● What is needed
Leave out the pictures and reproduce all of the data exactly.

● Extracted data
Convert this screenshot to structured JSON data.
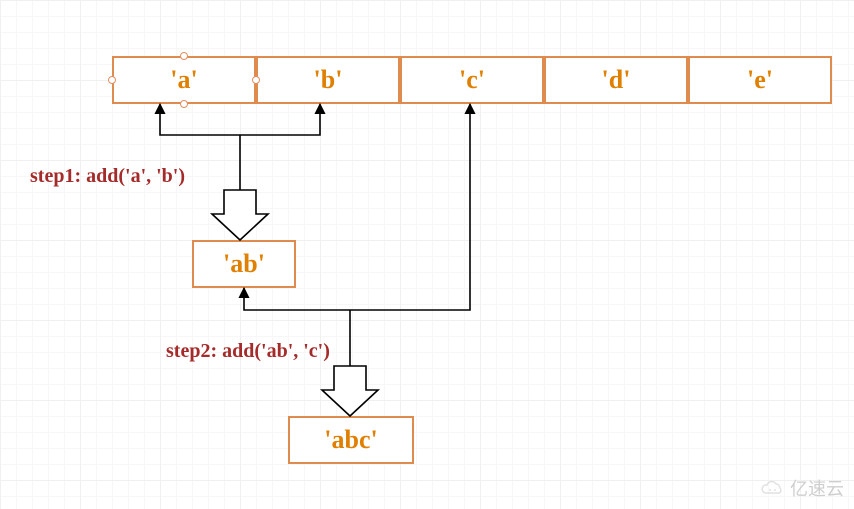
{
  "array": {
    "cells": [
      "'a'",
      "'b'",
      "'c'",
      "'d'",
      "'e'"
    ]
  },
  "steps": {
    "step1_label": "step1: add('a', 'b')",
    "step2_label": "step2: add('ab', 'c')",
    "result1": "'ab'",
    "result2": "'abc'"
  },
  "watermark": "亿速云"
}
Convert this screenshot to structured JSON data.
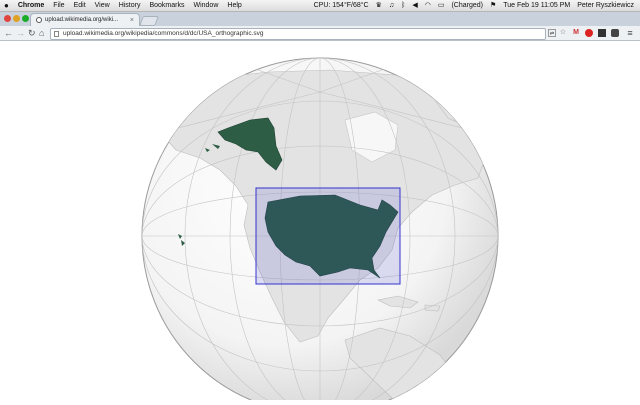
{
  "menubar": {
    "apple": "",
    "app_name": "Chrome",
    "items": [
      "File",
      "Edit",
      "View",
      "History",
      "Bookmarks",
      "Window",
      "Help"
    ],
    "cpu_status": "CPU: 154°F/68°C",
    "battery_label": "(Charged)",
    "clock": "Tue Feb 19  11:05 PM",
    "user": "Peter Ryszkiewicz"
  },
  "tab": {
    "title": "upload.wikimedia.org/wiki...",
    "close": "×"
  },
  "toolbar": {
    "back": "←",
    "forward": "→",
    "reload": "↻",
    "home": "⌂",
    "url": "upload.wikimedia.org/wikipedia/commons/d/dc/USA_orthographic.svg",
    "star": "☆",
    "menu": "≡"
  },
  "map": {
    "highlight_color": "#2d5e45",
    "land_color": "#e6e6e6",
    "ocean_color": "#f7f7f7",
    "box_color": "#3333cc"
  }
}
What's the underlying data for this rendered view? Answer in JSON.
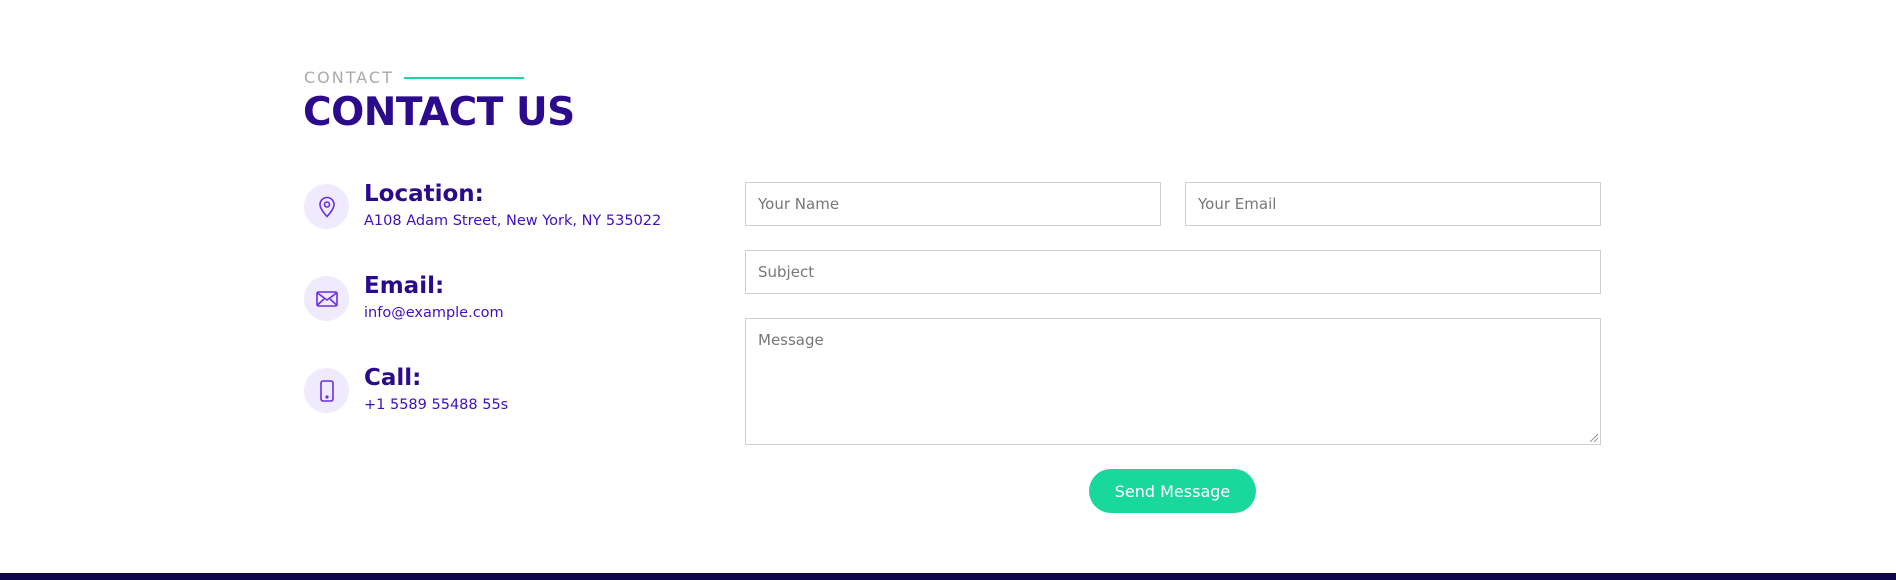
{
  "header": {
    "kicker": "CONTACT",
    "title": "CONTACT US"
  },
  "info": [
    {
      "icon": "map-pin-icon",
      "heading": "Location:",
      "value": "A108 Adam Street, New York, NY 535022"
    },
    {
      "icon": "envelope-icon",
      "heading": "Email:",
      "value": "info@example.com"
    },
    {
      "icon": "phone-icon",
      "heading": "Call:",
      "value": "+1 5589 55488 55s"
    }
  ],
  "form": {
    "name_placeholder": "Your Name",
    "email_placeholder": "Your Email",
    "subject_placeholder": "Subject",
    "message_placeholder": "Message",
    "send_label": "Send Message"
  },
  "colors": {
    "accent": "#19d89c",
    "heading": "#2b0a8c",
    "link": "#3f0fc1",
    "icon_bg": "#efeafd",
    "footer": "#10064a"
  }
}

● Output of the task
Convert this screenshot to structured JSON data.
{
  "array": {
    "cells": [
      "'a'",
      "'b'",
      "'c'",
      "'d'",
      "'e'"
    ]
  },
  "steps": {
    "step1_label": "step1: add('a', 'b')",
    "step2_label": "step2: add('ab', 'c')",
    "result1": "'ab'",
    "result2": "'abc'"
  },
  "watermark": "亿速云"
}
Convert this screenshot to structured JSON data.
{
  "menubar": {
    "apple": "",
    "app_name": "Chrome",
    "items": [
      "File",
      "Edit",
      "View",
      "History",
      "Bookmarks",
      "Window",
      "Help"
    ],
    "cpu_status": "CPU: 154°F/68°C",
    "battery_label": "(Charged)",
    "clock": "Tue Feb 19  11:05 PM",
    "user": "Peter Ryszkiewicz"
  },
  "tab": {
    "title": "upload.wikimedia.org/wiki...",
    "close": "×"
  },
  "toolbar": {
    "back": "←",
    "forward": "→",
    "reload": "↻",
    "home": "⌂",
    "url": "upload.wikimedia.org/wikipedia/commons/d/dc/USA_orthographic.svg",
    "star": "☆",
    "menu": "≡"
  },
  "map": {
    "highlight_color": "#2d5e45",
    "land_color": "#e6e6e6",
    "ocean_color": "#f7f7f7",
    "box_color": "#3333cc"
  }
}
What's the underlying data for this rendered view? Answer in JSON.
{
  "header": {
    "kicker": "CONTACT",
    "title": "CONTACT US"
  },
  "info": [
    {
      "icon": "map-pin-icon",
      "heading": "Location:",
      "value": "A108 Adam Street, New York, NY 535022"
    },
    {
      "icon": "envelope-icon",
      "heading": "Email:",
      "value": "info@example.com"
    },
    {
      "icon": "phone-icon",
      "heading": "Call:",
      "value": "+1 5589 55488 55s"
    }
  ],
  "form": {
    "name_placeholder": "Your Name",
    "email_placeholder": "Your Email",
    "subject_placeholder": "Subject",
    "message_placeholder": "Message",
    "send_label": "Send Message"
  },
  "colors": {
    "accent": "#19d89c",
    "heading": "#2b0a8c",
    "link": "#3f0fc1",
    "icon_bg": "#efeafd",
    "footer": "#10064a"
  }
}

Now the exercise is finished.